STATED EXERCISE:
Reproduce verbatim the lines of the material from its first line through the line containing "115, 222, 120]", inclusive.

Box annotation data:
>>>

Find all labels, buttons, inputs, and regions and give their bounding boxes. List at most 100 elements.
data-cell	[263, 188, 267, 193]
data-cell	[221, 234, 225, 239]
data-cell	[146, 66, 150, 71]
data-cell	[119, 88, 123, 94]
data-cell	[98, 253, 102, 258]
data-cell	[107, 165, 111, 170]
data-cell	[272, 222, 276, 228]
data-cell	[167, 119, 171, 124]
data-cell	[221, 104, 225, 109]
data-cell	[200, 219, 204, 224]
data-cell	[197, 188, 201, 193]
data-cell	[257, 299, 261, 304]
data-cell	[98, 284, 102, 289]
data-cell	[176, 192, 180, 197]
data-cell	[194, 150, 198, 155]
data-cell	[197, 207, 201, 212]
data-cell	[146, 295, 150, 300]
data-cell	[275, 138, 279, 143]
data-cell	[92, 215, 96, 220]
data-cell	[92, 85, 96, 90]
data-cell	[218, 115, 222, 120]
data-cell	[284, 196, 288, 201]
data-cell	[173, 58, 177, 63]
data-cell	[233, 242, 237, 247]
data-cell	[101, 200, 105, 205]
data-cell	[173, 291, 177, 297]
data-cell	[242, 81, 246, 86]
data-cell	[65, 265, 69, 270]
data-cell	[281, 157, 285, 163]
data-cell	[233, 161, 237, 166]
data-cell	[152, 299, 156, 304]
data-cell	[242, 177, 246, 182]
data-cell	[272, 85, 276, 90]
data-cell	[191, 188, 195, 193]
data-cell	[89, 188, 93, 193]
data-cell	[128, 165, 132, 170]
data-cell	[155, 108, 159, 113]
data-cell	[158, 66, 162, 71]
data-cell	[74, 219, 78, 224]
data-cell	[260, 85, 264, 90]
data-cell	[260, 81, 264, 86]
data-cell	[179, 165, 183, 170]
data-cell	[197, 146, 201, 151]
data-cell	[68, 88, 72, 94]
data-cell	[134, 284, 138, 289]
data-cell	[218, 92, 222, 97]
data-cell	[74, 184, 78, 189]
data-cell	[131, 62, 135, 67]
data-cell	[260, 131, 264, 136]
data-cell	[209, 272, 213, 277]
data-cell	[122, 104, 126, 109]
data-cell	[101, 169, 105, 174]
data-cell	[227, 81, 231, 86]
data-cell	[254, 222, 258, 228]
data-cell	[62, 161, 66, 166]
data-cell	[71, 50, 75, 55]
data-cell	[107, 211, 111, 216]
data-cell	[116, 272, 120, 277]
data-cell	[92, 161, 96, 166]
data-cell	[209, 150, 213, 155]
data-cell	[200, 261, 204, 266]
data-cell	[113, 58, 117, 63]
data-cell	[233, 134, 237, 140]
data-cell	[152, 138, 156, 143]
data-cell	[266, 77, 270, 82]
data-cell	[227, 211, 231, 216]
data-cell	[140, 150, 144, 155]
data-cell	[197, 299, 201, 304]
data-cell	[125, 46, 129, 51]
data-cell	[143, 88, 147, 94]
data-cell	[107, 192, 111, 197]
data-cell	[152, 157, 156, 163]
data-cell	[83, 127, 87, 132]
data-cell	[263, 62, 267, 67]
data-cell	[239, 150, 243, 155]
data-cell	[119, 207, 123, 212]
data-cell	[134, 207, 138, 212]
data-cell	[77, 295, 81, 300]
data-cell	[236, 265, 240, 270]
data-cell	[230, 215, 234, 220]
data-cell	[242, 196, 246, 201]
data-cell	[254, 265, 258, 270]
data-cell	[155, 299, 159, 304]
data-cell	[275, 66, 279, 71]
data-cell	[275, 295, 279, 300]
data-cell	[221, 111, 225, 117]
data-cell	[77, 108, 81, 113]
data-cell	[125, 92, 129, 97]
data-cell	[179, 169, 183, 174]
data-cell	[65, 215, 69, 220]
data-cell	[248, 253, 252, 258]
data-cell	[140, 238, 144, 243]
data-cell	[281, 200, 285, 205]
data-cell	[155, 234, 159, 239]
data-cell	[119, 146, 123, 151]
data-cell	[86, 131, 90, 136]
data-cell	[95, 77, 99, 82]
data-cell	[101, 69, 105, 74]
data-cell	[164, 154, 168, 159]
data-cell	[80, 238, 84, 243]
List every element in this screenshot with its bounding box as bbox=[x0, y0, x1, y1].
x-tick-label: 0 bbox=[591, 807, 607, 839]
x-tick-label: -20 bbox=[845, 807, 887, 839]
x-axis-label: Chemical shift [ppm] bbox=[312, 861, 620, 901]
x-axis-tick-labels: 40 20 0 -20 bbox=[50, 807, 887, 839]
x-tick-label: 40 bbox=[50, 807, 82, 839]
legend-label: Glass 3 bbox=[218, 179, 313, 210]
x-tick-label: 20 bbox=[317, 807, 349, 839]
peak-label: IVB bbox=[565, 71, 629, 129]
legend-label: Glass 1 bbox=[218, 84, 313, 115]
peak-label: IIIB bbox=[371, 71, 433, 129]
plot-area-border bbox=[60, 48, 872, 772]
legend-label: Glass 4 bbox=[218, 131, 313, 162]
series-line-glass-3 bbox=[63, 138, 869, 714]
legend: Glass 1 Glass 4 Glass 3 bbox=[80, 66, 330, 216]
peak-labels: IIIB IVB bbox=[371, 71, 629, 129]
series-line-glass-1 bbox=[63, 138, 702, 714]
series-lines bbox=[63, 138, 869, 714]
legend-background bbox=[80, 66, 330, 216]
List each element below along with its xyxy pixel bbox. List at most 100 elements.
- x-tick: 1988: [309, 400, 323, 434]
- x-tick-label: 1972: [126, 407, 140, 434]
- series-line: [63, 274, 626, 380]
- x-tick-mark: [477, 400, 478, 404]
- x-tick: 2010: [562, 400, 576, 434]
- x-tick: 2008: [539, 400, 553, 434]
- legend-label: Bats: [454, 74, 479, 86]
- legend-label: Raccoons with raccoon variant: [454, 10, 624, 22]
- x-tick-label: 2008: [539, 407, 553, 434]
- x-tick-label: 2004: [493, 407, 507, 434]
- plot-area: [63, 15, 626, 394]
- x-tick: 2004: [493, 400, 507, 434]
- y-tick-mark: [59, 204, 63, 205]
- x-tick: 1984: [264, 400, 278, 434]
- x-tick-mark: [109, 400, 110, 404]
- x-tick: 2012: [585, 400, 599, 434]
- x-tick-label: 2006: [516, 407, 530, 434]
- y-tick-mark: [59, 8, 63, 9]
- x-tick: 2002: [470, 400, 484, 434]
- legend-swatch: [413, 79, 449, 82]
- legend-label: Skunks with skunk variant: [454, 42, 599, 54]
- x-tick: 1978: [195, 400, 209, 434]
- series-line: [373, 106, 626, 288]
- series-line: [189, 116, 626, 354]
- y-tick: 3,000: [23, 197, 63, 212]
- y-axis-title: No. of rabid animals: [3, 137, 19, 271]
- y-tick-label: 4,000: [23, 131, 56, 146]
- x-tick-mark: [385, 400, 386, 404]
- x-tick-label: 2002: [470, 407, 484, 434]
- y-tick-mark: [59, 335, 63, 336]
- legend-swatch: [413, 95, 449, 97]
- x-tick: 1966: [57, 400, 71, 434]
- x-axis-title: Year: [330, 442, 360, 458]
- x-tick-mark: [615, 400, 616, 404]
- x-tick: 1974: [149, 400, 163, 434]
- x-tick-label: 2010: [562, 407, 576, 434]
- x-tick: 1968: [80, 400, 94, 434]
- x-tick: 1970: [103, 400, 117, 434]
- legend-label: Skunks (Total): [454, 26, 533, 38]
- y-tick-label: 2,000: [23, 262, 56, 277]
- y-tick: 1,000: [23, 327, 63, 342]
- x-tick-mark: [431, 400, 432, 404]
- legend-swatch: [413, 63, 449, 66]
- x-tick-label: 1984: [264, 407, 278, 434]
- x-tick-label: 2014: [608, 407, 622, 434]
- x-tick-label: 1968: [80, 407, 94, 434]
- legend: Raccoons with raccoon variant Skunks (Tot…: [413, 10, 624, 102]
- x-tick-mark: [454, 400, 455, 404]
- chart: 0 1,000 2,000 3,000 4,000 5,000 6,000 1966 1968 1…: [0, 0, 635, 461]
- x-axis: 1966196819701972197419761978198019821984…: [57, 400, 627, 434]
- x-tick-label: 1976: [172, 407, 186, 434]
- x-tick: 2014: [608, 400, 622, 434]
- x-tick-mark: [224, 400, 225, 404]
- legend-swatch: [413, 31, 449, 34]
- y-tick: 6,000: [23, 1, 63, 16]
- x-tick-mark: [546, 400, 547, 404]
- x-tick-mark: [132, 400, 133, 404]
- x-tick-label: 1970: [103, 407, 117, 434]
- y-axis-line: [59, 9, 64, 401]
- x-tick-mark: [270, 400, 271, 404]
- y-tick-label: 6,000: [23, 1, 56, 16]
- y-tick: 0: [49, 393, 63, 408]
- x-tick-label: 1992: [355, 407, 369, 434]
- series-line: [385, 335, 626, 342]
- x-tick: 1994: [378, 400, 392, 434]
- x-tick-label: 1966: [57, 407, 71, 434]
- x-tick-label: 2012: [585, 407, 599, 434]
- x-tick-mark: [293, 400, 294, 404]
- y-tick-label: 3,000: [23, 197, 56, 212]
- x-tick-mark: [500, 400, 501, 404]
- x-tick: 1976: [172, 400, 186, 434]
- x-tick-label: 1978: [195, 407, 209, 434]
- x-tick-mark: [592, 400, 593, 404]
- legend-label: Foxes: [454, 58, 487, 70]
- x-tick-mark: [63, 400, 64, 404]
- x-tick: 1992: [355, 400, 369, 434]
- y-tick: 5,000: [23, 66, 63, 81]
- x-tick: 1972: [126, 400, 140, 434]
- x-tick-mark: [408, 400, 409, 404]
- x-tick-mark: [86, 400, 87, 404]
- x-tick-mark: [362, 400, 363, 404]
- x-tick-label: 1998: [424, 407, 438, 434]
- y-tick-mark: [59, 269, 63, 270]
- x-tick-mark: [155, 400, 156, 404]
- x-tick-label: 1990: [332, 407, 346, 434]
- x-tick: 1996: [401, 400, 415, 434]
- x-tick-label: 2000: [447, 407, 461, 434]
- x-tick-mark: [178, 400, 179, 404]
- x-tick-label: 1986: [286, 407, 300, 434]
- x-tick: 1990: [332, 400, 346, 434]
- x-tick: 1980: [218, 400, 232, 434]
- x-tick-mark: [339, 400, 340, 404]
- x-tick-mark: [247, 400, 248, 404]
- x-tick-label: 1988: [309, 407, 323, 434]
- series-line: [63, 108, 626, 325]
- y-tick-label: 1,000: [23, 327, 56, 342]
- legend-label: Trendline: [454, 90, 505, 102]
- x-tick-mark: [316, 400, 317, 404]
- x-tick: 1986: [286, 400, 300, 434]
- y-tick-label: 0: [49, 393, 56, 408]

<<<

THE RESPONSE:
Find all labels, buttons, inputs, and regions and give their bounding boxes. List at most 100 elements.
data-cell	[263, 188, 267, 193]
data-cell	[221, 234, 225, 239]
data-cell	[146, 66, 150, 71]
data-cell	[119, 88, 123, 94]
data-cell	[98, 253, 102, 258]
data-cell	[107, 165, 111, 170]
data-cell	[272, 222, 276, 228]
data-cell	[167, 119, 171, 124]
data-cell	[221, 104, 225, 109]
data-cell	[200, 219, 204, 224]
data-cell	[197, 188, 201, 193]
data-cell	[257, 299, 261, 304]
data-cell	[98, 284, 102, 289]
data-cell	[176, 192, 180, 197]
data-cell	[194, 150, 198, 155]
data-cell	[197, 207, 201, 212]
data-cell	[146, 295, 150, 300]
data-cell	[275, 138, 279, 143]
data-cell	[92, 215, 96, 220]
data-cell	[92, 85, 96, 90]
data-cell	[218, 115, 222, 120]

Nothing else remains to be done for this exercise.